==== Data provided ====

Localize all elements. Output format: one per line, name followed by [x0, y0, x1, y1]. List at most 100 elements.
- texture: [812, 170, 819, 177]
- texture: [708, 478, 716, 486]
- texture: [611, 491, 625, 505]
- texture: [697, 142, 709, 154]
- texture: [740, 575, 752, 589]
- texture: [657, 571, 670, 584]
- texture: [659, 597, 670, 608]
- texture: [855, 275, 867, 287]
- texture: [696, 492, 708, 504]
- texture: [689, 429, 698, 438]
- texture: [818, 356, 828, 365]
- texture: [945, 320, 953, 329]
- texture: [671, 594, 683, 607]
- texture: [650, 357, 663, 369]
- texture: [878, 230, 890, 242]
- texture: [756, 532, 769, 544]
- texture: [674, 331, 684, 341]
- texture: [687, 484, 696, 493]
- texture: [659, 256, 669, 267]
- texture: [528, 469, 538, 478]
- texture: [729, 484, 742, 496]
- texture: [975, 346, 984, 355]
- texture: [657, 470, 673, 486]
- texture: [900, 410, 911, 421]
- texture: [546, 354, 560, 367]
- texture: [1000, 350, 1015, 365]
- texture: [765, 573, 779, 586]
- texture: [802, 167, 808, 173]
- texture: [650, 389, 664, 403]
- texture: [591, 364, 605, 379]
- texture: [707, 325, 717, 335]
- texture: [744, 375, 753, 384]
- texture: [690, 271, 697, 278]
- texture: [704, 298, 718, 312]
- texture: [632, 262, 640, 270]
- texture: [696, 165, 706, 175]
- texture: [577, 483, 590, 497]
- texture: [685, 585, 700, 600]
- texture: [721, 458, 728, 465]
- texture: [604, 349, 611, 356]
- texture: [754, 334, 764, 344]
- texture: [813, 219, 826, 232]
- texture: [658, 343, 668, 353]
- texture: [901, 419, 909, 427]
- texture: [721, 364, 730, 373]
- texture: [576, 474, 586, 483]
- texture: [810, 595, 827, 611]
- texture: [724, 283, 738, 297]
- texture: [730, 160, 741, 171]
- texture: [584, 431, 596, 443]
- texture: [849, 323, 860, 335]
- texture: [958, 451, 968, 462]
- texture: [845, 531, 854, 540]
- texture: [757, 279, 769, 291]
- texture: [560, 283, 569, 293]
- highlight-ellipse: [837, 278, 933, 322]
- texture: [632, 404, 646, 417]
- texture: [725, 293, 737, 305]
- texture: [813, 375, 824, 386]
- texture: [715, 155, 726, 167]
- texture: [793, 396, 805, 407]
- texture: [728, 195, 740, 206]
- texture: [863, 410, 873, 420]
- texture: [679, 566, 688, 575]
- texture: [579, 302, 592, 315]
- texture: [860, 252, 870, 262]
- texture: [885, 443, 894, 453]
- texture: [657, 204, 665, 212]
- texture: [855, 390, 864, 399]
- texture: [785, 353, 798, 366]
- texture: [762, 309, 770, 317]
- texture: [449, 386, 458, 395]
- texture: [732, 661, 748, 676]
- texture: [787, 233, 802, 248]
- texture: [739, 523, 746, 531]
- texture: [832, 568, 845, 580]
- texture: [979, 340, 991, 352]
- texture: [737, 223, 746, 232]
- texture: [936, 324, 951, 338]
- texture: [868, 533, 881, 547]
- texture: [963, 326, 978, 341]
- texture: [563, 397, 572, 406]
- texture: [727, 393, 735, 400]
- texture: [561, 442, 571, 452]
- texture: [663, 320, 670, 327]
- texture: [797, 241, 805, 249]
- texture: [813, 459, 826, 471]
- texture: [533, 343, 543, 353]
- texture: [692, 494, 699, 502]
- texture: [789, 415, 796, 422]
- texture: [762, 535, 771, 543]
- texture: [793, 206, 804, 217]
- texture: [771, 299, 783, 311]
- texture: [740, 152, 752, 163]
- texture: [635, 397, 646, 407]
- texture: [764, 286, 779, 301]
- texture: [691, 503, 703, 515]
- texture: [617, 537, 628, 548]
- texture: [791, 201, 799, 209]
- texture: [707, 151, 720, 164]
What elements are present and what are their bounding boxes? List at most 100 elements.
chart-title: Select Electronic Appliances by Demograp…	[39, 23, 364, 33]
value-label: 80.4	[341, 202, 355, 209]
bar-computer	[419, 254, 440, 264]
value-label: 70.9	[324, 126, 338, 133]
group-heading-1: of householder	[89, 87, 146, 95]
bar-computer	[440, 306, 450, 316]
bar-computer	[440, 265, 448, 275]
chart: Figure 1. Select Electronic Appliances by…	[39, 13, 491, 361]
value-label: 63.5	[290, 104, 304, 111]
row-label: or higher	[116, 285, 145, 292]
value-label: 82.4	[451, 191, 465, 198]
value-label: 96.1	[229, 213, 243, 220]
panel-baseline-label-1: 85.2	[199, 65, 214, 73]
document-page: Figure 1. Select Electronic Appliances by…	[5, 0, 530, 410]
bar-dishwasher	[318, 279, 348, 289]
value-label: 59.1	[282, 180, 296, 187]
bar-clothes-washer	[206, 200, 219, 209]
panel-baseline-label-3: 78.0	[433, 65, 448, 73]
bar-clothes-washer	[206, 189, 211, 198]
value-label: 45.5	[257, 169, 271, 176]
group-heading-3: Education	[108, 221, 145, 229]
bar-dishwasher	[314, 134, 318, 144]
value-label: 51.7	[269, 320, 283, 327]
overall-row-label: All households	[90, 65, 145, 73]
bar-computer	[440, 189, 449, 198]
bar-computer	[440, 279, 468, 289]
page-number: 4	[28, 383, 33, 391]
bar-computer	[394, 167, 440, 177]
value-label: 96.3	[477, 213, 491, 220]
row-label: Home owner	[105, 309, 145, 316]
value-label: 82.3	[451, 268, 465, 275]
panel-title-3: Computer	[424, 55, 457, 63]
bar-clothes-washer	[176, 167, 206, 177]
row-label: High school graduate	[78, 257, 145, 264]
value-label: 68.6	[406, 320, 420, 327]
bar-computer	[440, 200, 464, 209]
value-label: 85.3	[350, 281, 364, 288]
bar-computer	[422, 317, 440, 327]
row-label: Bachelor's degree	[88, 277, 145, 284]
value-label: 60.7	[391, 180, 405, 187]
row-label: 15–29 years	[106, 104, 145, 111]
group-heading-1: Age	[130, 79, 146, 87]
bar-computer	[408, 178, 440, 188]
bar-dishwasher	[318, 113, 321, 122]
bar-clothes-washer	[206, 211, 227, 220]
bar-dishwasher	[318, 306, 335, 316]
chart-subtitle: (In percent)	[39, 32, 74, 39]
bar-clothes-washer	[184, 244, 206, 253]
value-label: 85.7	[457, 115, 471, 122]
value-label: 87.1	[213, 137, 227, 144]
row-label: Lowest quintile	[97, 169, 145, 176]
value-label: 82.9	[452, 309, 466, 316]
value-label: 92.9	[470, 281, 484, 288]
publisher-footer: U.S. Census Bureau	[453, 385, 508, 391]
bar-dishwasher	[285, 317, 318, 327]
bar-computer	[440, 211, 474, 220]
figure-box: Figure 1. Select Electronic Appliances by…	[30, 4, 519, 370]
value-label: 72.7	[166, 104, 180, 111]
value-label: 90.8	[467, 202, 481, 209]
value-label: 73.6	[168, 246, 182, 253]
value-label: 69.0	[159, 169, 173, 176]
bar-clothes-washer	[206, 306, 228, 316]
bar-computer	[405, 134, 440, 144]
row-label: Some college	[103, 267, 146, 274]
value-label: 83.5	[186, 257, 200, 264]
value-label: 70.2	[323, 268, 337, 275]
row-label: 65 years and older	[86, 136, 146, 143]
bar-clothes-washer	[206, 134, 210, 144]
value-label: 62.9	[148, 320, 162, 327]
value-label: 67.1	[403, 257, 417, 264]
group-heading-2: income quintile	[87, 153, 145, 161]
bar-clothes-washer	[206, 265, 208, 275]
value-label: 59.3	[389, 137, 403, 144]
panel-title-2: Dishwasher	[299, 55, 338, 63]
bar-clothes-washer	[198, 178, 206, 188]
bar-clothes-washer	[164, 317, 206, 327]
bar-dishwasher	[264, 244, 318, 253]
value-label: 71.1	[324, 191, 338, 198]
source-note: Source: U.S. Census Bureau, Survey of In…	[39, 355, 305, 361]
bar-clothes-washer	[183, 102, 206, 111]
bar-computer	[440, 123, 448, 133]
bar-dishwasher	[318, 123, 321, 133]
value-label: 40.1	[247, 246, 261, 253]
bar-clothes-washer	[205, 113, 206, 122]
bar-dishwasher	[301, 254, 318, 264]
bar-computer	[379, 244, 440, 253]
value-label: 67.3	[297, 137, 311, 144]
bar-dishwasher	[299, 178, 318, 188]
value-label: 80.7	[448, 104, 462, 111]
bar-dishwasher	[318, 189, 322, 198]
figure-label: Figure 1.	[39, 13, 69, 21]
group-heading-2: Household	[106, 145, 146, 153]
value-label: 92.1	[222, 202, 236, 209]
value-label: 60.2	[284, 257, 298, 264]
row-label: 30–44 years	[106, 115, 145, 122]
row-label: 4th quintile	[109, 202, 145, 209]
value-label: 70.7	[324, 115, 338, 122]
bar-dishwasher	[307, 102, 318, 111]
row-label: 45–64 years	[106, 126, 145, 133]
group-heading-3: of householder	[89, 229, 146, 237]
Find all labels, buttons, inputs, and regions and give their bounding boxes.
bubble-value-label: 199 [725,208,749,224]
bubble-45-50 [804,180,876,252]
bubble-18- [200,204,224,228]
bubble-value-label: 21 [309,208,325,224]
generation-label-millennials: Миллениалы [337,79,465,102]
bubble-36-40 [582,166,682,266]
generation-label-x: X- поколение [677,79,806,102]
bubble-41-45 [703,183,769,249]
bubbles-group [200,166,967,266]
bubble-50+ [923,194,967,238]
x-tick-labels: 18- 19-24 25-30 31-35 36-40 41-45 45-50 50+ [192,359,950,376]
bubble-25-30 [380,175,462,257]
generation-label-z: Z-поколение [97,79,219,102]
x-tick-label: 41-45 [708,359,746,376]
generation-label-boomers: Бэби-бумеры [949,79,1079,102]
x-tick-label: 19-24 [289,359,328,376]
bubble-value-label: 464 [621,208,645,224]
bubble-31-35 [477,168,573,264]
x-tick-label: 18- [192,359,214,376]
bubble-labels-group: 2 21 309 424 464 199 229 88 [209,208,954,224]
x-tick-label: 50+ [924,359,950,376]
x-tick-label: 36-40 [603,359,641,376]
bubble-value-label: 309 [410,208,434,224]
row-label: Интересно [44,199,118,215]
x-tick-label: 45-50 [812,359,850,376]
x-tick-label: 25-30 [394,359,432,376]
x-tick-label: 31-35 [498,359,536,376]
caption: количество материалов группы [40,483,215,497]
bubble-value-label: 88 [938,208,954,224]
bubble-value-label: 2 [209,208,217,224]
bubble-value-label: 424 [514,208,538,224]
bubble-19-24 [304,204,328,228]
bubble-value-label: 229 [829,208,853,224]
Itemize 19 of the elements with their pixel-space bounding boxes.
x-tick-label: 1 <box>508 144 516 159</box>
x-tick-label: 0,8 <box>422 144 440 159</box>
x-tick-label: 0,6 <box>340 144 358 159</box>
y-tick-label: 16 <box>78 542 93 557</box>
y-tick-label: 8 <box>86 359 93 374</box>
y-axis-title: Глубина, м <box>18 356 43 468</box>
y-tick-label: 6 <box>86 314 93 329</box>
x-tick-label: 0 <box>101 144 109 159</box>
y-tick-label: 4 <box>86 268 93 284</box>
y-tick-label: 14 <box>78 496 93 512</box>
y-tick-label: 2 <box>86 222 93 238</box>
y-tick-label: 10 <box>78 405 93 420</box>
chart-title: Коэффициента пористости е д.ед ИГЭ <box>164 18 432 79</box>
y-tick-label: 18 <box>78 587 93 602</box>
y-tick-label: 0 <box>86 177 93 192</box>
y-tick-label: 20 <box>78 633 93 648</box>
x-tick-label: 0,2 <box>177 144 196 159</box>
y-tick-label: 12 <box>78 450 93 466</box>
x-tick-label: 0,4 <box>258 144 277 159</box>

====

Exercise objective — Replace "Localize" with "Detect" in the part of the items that runs from the start through the line containing "- texture: [560, 283, 569, 293]", and give those lines again with nothing else changed.

Written answer —
Detect all elements. Output format: one per line, name followed by [x0, y0, x1, y1]. List at most 100 elements.
- texture: [812, 170, 819, 177]
- texture: [708, 478, 716, 486]
- texture: [611, 491, 625, 505]
- texture: [697, 142, 709, 154]
- texture: [740, 575, 752, 589]
- texture: [657, 571, 670, 584]
- texture: [659, 597, 670, 608]
- texture: [855, 275, 867, 287]
- texture: [696, 492, 708, 504]
- texture: [689, 429, 698, 438]
- texture: [818, 356, 828, 365]
- texture: [945, 320, 953, 329]
- texture: [671, 594, 683, 607]
- texture: [650, 357, 663, 369]
- texture: [878, 230, 890, 242]
- texture: [756, 532, 769, 544]
- texture: [674, 331, 684, 341]
- texture: [687, 484, 696, 493]
- texture: [659, 256, 669, 267]
- texture: [528, 469, 538, 478]
- texture: [729, 484, 742, 496]
- texture: [975, 346, 984, 355]
- texture: [657, 470, 673, 486]
- texture: [900, 410, 911, 421]
- texture: [546, 354, 560, 367]
- texture: [1000, 350, 1015, 365]
- texture: [765, 573, 779, 586]
- texture: [802, 167, 808, 173]
- texture: [650, 389, 664, 403]
- texture: [591, 364, 605, 379]
- texture: [707, 325, 717, 335]
- texture: [744, 375, 753, 384]
- texture: [690, 271, 697, 278]
- texture: [704, 298, 718, 312]
- texture: [632, 262, 640, 270]
- texture: [696, 165, 706, 175]
- texture: [577, 483, 590, 497]
- texture: [685, 585, 700, 600]
- texture: [721, 458, 728, 465]
- texture: [604, 349, 611, 356]
- texture: [754, 334, 764, 344]
- texture: [813, 219, 826, 232]
- texture: [658, 343, 668, 353]
- texture: [901, 419, 909, 427]
- texture: [721, 364, 730, 373]
- texture: [576, 474, 586, 483]
- texture: [810, 595, 827, 611]
- texture: [724, 283, 738, 297]
- texture: [730, 160, 741, 171]
- texture: [584, 431, 596, 443]
- texture: [849, 323, 860, 335]
- texture: [958, 451, 968, 462]
- texture: [845, 531, 854, 540]
- texture: [757, 279, 769, 291]
- texture: [560, 283, 569, 293]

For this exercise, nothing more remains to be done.